** START OF Excerpted data **

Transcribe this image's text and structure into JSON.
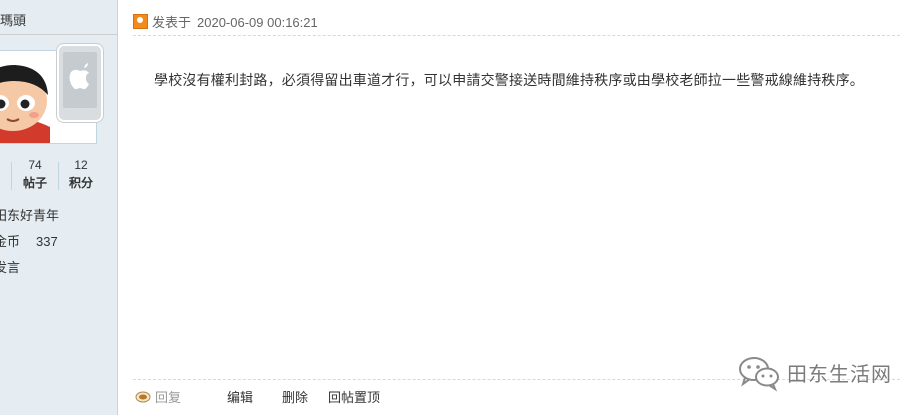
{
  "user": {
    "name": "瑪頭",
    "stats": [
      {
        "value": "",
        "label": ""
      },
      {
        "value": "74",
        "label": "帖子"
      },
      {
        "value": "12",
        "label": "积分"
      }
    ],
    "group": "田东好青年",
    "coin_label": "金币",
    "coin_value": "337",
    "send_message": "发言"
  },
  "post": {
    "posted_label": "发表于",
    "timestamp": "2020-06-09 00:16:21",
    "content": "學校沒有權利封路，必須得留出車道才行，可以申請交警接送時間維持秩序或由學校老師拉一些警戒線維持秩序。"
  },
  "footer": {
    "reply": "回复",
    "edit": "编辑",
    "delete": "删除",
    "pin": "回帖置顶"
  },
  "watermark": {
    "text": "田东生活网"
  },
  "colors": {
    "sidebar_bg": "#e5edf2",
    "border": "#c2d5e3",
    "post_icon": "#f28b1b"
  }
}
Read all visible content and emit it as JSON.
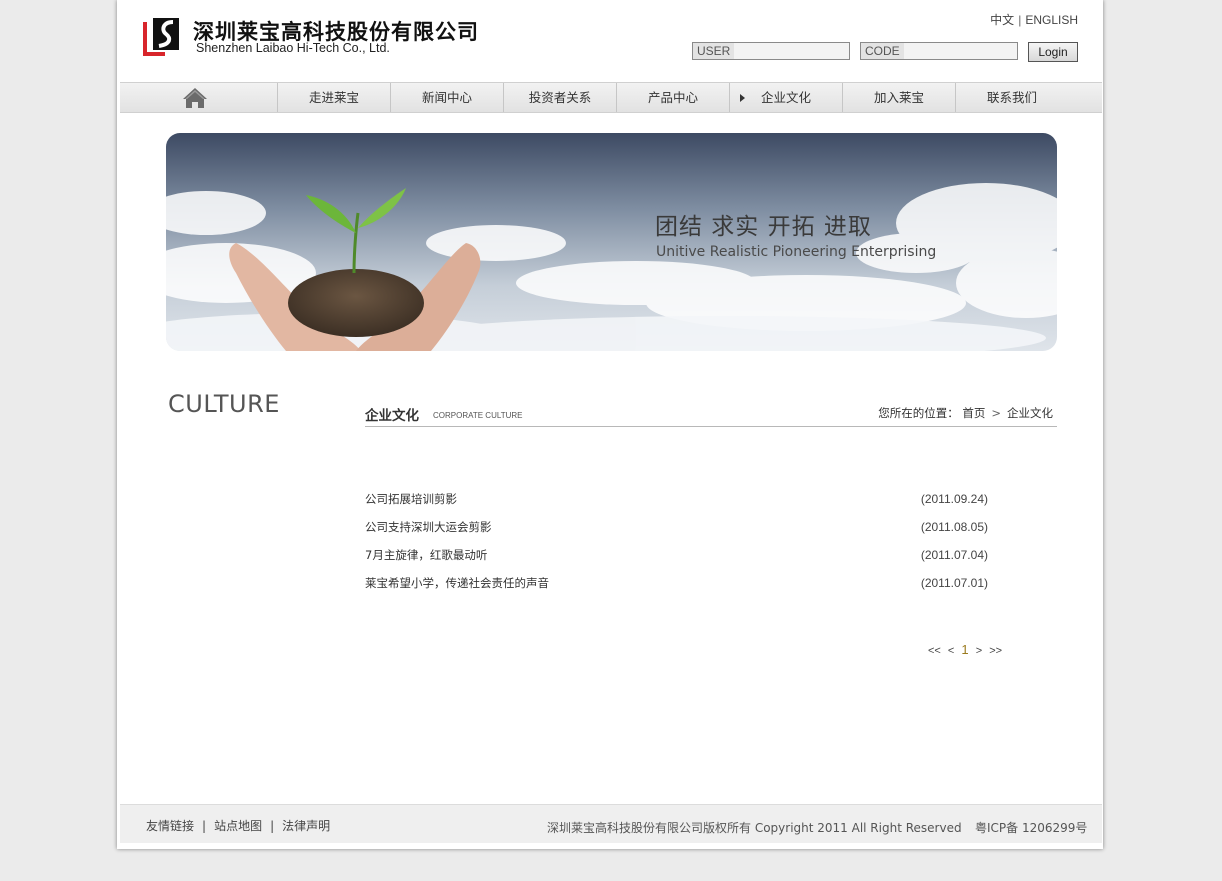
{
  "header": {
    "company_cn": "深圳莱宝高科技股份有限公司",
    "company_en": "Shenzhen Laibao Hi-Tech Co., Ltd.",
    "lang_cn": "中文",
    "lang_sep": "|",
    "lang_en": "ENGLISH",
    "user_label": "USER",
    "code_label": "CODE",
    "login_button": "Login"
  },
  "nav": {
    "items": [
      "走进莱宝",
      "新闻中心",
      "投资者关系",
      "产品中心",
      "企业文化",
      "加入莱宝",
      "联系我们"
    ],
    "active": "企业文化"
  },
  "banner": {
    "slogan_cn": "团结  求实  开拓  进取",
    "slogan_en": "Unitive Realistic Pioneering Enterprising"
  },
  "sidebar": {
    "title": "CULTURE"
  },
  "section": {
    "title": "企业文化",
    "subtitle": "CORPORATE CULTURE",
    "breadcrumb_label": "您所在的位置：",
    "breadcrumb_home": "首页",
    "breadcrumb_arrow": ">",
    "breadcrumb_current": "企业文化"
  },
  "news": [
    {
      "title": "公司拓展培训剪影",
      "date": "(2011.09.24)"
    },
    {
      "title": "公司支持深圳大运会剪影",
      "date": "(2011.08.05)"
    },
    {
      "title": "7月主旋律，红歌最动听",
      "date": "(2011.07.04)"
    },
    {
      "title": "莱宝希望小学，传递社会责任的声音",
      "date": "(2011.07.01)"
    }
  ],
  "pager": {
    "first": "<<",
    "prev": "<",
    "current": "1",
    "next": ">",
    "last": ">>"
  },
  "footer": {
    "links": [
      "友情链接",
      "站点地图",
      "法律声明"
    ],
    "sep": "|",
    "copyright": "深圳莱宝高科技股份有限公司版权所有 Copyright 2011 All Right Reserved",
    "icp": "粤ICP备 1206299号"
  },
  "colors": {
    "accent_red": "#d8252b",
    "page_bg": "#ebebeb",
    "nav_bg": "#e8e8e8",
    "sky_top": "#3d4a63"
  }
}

** END OF Excerpted data **

Given exercise -> Set down the lines of the records above exactly, apart from the pictures.

Finished answer ->
Transcribe this image's text and structure into JSON.
{
  "user": {
    "name": "瑪頭",
    "stats": [
      {
        "value": "",
        "label": ""
      },
      {
        "value": "74",
        "label": "帖子"
      },
      {
        "value": "12",
        "label": "积分"
      }
    ],
    "group": "田东好青年",
    "coin_label": "金币",
    "coin_value": "337",
    "send_message": "发言"
  },
  "post": {
    "posted_label": "发表于",
    "timestamp": "2020-06-09 00:16:21",
    "content": "學校沒有權利封路，必須得留出車道才行，可以申請交警接送時間維持秩序或由學校老師拉一些警戒線維持秩序。"
  },
  "footer": {
    "reply": "回复",
    "edit": "编辑",
    "delete": "删除",
    "pin": "回帖置顶"
  },
  "watermark": {
    "text": "田东生活网"
  },
  "colors": {
    "sidebar_bg": "#e5edf2",
    "border": "#c2d5e3",
    "post_icon": "#f28b1b"
  }
}
Read all visible content and emit it as JSON.
{
  "header": {
    "company_cn": "深圳莱宝高科技股份有限公司",
    "company_en": "Shenzhen Laibao Hi-Tech Co., Ltd.",
    "lang_cn": "中文",
    "lang_sep": "|",
    "lang_en": "ENGLISH",
    "user_label": "USER",
    "code_label": "CODE",
    "login_button": "Login"
  },
  "nav": {
    "items": [
      "走进莱宝",
      "新闻中心",
      "投资者关系",
      "产品中心",
      "企业文化",
      "加入莱宝",
      "联系我们"
    ],
    "active": "企业文化"
  },
  "banner": {
    "slogan_cn": "团结  求实  开拓  进取",
    "slogan_en": "Unitive Realistic Pioneering Enterprising"
  },
  "sidebar": {
    "title": "CULTURE"
  },
  "section": {
    "title": "企业文化",
    "subtitle": "CORPORATE CULTURE",
    "breadcrumb_label": "您所在的位置：",
    "breadcrumb_home": "首页",
    "breadcrumb_arrow": ">",
    "breadcrumb_current": "企业文化"
  },
  "news": [
    {
      "title": "公司拓展培训剪影",
      "date": "(2011.09.24)"
    },
    {
      "title": "公司支持深圳大运会剪影",
      "date": "(2011.08.05)"
    },
    {
      "title": "7月主旋律，红歌最动听",
      "date": "(2011.07.04)"
    },
    {
      "title": "莱宝希望小学，传递社会责任的声音",
      "date": "(2011.07.01)"
    }
  ],
  "pager": {
    "first": "<<",
    "prev": "<",
    "current": "1",
    "next": ">",
    "last": ">>"
  },
  "footer": {
    "links": [
      "友情链接",
      "站点地图",
      "法律声明"
    ],
    "sep": "|",
    "copyright": "深圳莱宝高科技股份有限公司版权所有 Copyright 2011 All Right Reserved",
    "icp": "粤ICP备 1206299号"
  },
  "colors": {
    "accent_red": "#d8252b",
    "page_bg": "#ebebeb",
    "nav_bg": "#e8e8e8",
    "sky_top": "#3d4a63"
  }
}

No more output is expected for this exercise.